● AIM OF THE EXERCISE
Report all lines holding "Булочкин".

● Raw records

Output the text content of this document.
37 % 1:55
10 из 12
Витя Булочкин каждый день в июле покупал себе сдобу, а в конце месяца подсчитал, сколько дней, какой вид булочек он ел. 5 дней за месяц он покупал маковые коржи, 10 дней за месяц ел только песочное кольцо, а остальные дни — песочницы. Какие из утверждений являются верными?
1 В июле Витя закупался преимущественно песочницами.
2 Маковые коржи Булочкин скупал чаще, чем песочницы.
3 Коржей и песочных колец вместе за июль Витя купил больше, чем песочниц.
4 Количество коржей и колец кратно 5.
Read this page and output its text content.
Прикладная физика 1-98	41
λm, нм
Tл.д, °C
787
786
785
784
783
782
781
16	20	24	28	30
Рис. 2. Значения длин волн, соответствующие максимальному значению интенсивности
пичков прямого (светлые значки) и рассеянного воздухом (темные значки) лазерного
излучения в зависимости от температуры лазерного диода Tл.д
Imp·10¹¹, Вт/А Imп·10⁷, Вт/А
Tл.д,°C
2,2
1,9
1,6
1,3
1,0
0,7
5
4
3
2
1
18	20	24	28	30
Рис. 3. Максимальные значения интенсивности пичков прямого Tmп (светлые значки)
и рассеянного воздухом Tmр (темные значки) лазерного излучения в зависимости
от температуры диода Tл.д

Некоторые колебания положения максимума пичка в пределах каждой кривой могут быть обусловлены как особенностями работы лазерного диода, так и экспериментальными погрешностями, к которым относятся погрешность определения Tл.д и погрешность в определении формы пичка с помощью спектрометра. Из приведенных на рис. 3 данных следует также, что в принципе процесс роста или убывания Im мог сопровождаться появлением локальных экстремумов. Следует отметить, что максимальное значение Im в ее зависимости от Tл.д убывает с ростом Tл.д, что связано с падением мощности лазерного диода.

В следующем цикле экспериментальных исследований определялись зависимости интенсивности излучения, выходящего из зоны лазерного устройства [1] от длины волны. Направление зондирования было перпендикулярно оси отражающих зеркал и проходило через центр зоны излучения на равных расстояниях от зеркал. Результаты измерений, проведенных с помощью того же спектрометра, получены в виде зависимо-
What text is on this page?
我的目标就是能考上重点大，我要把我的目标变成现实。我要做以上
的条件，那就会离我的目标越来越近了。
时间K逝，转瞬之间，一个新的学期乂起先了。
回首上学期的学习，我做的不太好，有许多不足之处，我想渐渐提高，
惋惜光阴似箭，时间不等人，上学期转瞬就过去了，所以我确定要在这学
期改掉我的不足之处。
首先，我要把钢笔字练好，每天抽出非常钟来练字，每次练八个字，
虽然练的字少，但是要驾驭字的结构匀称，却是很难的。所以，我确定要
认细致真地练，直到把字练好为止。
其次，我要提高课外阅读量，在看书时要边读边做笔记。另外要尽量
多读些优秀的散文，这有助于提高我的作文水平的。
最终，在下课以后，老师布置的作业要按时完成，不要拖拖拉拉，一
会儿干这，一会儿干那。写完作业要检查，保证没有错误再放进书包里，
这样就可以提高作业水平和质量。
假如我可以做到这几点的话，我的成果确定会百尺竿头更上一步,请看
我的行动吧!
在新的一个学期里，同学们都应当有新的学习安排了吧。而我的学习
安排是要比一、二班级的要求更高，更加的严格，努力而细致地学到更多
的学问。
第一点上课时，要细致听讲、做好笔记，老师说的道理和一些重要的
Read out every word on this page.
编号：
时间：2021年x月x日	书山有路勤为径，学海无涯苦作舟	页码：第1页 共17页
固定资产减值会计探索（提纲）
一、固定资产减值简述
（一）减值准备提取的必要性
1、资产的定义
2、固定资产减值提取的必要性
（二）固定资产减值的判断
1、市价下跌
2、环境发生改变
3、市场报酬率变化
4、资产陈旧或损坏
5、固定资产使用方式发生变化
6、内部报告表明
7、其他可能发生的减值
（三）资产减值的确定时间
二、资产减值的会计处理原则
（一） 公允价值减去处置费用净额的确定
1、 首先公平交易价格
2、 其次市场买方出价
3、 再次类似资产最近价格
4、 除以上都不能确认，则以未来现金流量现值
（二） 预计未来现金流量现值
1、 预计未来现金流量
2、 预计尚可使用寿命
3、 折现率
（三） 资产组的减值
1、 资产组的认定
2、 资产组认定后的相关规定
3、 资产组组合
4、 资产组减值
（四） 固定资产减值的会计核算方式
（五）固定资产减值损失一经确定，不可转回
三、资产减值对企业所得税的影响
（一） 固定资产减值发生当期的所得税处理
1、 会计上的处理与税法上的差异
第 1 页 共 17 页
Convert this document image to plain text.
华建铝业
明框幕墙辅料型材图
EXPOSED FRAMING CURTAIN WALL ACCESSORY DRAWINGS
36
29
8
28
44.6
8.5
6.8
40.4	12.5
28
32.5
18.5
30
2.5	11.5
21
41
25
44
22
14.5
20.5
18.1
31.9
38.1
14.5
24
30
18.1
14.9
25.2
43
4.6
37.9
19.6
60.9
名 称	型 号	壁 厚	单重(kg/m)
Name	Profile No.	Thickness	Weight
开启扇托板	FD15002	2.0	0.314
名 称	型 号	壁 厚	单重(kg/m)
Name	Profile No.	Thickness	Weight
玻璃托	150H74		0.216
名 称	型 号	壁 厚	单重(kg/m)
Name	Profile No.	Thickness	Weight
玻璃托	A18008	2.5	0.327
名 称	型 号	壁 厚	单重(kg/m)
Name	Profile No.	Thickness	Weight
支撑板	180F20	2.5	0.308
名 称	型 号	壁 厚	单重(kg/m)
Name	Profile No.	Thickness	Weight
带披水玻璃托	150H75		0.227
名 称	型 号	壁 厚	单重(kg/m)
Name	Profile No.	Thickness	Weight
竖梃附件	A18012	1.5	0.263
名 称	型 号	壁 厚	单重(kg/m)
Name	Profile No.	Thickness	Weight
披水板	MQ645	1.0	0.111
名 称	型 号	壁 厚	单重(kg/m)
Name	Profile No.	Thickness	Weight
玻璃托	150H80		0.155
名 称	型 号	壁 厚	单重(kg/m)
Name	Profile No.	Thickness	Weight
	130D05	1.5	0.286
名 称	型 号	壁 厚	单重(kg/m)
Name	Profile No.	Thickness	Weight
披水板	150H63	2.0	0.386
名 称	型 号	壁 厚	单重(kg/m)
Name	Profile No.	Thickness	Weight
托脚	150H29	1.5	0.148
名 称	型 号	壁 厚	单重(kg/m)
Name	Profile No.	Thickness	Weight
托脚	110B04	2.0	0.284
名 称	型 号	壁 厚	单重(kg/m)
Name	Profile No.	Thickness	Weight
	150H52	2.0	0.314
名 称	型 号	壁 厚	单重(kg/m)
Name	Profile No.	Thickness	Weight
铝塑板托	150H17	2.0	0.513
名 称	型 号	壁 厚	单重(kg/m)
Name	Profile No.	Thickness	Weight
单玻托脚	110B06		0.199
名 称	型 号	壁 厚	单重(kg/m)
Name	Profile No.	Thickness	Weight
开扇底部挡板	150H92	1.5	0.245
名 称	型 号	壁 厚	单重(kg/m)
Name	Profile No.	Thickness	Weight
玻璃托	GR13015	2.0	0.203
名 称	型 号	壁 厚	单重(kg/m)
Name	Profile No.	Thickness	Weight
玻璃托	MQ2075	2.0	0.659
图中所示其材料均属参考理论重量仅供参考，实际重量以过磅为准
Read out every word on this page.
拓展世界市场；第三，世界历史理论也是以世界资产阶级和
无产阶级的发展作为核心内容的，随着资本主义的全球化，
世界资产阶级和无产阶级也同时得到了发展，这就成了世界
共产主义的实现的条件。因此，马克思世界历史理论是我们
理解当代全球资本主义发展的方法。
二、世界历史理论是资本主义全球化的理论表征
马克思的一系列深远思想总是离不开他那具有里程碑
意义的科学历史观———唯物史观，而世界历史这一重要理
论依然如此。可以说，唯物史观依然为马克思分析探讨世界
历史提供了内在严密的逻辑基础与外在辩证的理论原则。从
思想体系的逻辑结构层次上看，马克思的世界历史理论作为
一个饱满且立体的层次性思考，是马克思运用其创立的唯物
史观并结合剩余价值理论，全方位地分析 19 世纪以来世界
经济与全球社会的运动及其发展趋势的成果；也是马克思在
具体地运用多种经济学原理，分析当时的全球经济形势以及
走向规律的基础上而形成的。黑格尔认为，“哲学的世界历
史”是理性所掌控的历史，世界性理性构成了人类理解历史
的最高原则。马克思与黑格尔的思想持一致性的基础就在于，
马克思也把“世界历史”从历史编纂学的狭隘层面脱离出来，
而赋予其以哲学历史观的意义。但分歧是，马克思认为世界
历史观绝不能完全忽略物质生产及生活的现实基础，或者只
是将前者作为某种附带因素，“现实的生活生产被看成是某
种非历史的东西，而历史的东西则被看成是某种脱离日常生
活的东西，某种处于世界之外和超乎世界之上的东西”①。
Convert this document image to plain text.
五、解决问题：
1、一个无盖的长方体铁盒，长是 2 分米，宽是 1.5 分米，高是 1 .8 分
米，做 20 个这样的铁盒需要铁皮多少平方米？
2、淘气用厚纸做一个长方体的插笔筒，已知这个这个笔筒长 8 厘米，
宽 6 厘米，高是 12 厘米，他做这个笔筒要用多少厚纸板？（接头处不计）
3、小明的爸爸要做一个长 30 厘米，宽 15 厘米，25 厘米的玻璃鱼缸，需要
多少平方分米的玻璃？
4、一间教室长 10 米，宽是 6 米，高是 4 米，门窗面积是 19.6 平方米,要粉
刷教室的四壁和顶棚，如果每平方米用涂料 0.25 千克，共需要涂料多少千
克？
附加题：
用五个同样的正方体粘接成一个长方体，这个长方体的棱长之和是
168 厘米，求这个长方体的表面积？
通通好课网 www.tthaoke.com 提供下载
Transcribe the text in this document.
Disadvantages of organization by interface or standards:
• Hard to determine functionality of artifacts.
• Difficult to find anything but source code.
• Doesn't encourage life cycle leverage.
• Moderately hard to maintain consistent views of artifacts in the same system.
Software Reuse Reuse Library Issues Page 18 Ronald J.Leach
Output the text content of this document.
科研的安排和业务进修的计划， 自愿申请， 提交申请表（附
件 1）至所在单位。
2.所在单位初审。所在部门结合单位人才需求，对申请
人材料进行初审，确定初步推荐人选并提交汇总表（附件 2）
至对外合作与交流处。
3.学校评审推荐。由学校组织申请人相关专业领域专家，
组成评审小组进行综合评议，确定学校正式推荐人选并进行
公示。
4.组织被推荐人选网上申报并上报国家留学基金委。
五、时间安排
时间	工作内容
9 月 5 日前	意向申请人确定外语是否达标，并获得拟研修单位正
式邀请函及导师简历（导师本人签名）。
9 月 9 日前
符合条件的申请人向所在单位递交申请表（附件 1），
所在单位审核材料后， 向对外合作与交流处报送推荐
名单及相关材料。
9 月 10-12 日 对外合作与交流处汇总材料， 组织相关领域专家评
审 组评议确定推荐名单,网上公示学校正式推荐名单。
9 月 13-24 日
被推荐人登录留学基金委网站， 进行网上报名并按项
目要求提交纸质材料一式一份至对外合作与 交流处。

● WRITTEN REPLY
Витя Булочкин каждый день в июле покупал себе сдобу, а в конце месяца подсчитал, сколько дней, какой вид булочек он ел. 5 дней за месяц он покупал маковые коржи, 10 дней за месяц ел только песочное кольцо, а остальные дни — песочницы. Какие из утверждений являются верными?
2 Маковые коржи Булочкин скупал чаще, чем песочницы.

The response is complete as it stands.